* **Task statement**: Find all lines in the listing that include the word "phone", then copy them.

* * *

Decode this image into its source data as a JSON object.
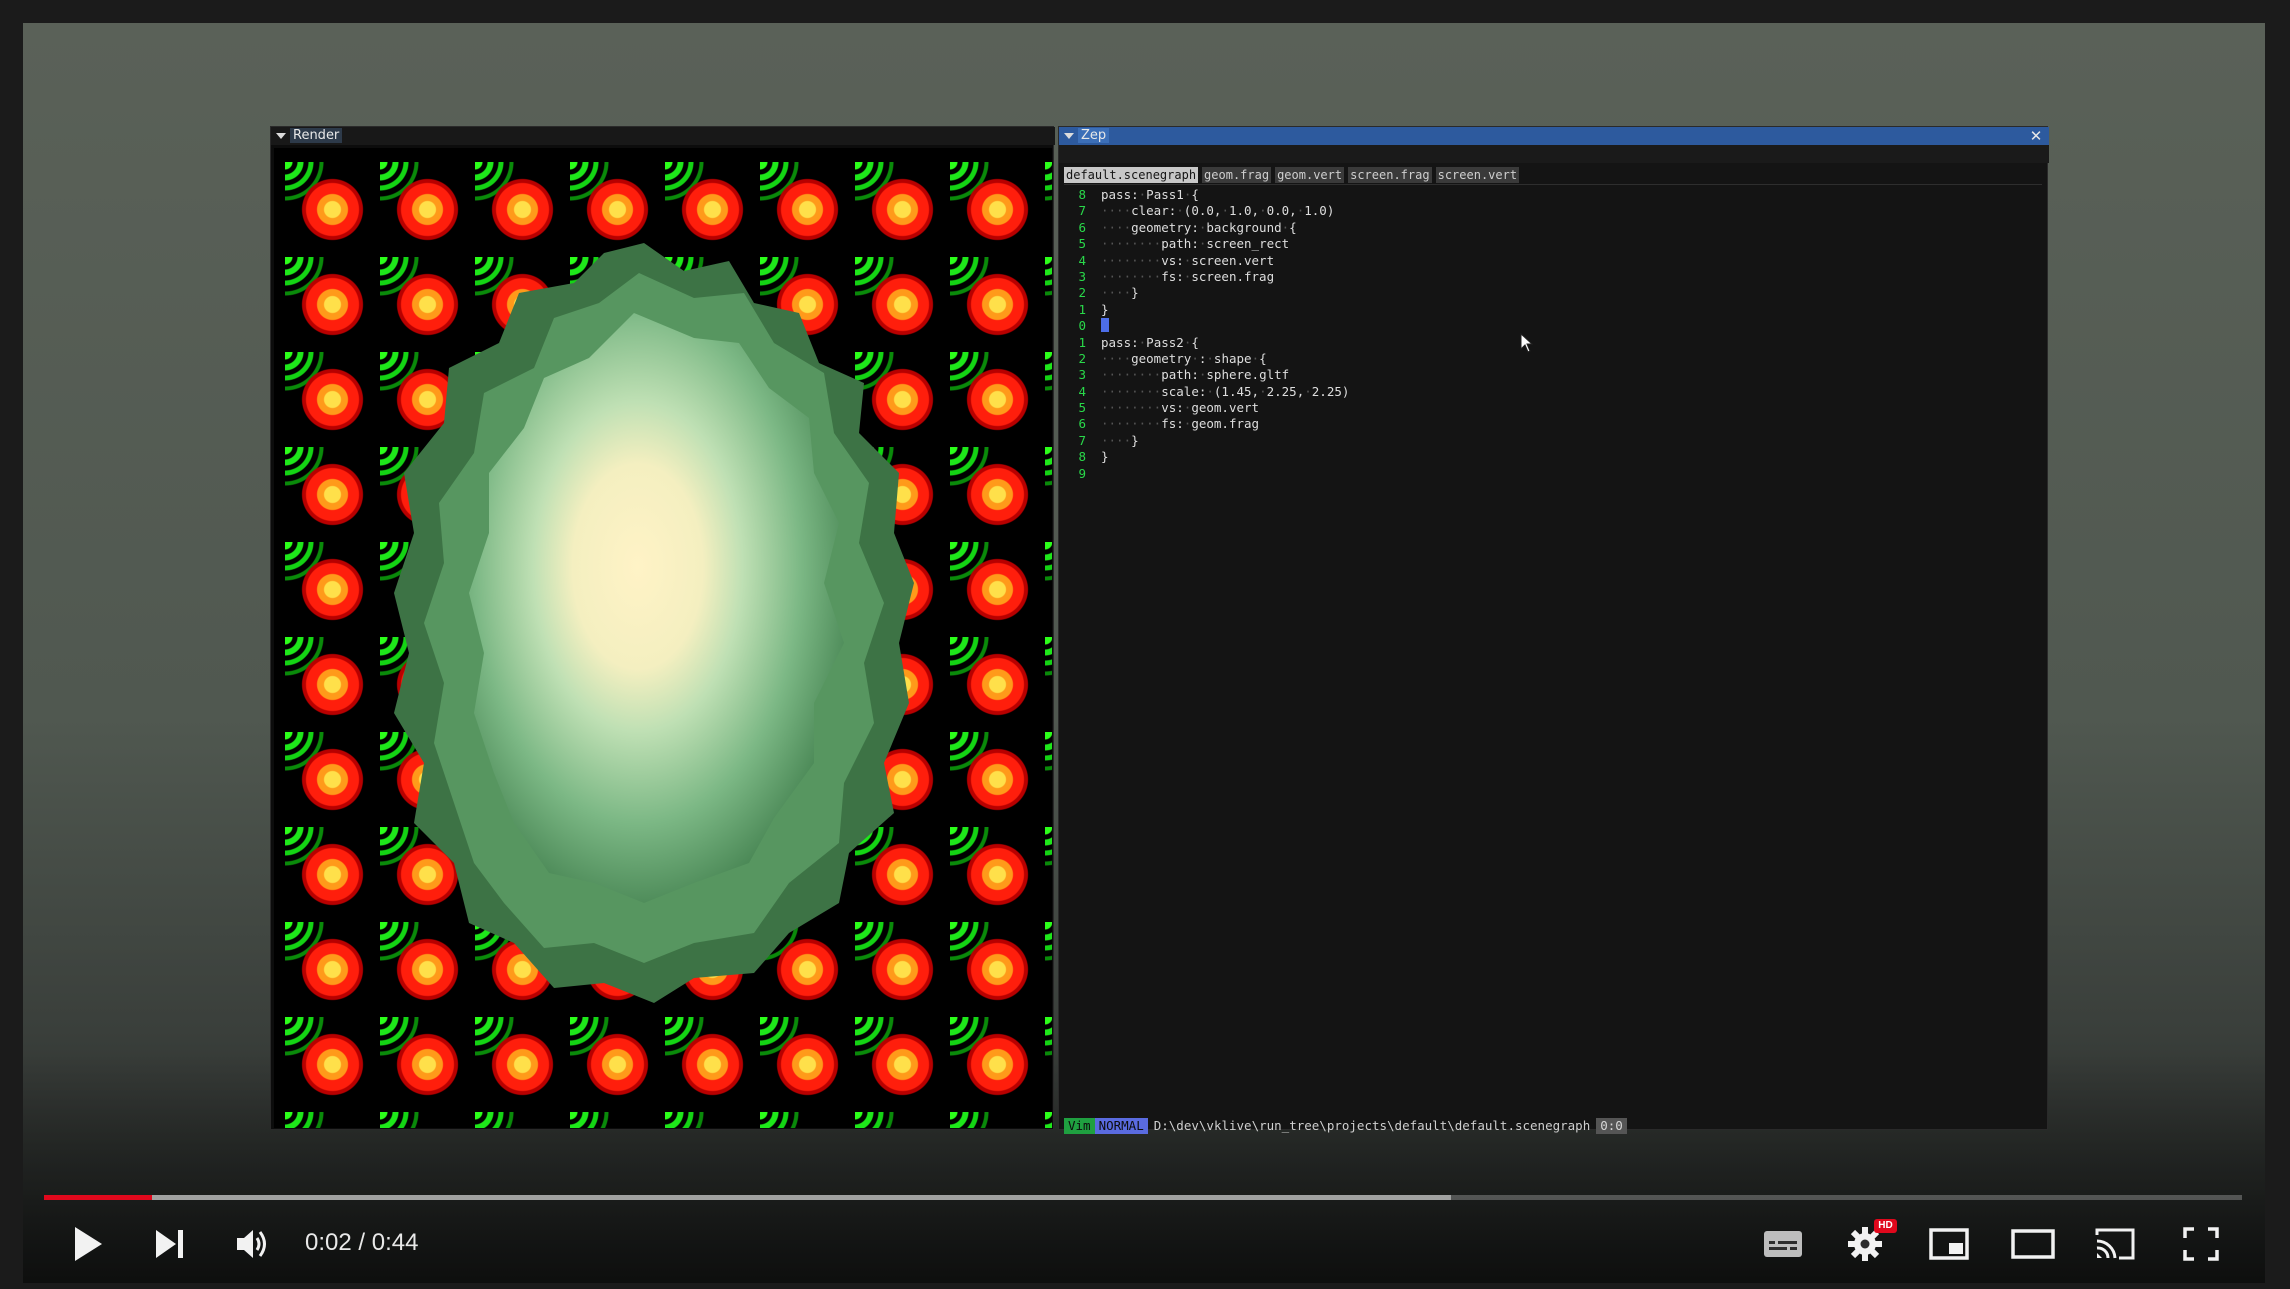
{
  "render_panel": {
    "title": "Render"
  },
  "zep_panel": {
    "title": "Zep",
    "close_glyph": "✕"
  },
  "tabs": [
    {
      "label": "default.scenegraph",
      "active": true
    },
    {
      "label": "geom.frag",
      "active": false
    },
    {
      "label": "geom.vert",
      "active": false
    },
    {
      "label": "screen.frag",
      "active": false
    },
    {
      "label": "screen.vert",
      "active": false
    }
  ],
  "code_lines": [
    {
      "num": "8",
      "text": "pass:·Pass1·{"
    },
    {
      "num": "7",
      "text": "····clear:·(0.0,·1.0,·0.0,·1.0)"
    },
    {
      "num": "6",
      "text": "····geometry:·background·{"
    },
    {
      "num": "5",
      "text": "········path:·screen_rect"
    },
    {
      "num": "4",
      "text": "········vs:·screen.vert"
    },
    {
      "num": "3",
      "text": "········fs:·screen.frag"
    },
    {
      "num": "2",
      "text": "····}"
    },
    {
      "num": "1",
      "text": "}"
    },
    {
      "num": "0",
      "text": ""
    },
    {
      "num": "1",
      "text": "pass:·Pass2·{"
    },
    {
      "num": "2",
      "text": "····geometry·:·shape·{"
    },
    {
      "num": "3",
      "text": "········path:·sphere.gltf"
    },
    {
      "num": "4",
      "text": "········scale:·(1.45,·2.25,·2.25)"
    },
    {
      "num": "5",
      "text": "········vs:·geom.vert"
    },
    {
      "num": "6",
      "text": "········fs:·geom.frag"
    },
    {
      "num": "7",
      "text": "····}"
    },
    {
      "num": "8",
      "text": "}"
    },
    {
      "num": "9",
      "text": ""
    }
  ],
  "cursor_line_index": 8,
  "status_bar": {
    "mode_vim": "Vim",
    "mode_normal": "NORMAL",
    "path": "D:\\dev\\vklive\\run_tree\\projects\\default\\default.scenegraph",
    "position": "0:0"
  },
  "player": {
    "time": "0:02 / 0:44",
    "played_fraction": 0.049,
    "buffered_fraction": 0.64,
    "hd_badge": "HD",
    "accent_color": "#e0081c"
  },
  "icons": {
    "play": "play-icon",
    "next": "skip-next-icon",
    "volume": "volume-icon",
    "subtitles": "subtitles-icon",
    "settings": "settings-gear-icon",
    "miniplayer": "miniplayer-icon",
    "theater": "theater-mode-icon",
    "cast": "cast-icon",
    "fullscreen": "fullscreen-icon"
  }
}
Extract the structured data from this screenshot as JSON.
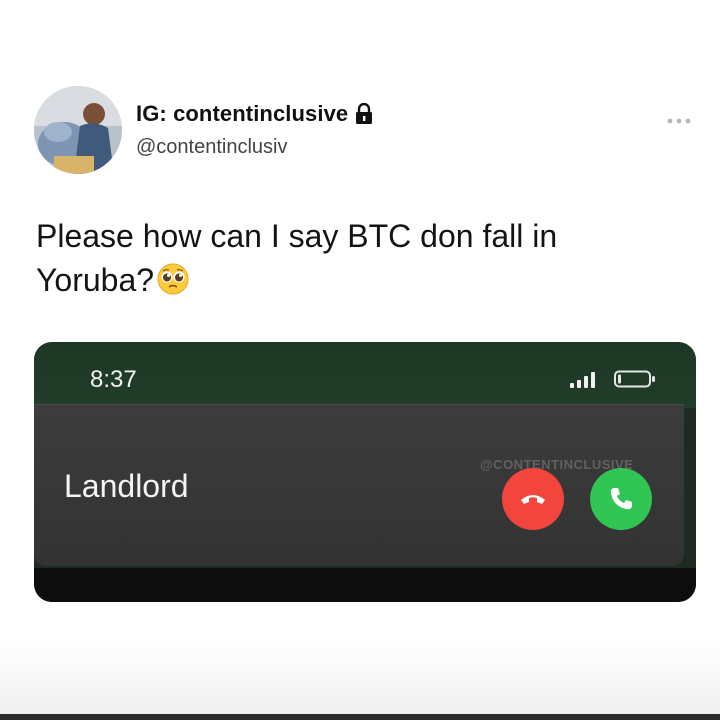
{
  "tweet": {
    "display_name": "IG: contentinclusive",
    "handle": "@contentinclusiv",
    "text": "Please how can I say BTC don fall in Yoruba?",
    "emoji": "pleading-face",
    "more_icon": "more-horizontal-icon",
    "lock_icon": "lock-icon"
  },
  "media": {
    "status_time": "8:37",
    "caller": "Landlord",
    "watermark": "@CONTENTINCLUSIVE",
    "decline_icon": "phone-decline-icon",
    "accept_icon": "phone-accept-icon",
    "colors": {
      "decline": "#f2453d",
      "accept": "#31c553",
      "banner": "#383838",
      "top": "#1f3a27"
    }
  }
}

* * *

* **Written reply**:
    "decline_icon": "phone-decline-icon",
    "accept_icon": "phone-accept-icon",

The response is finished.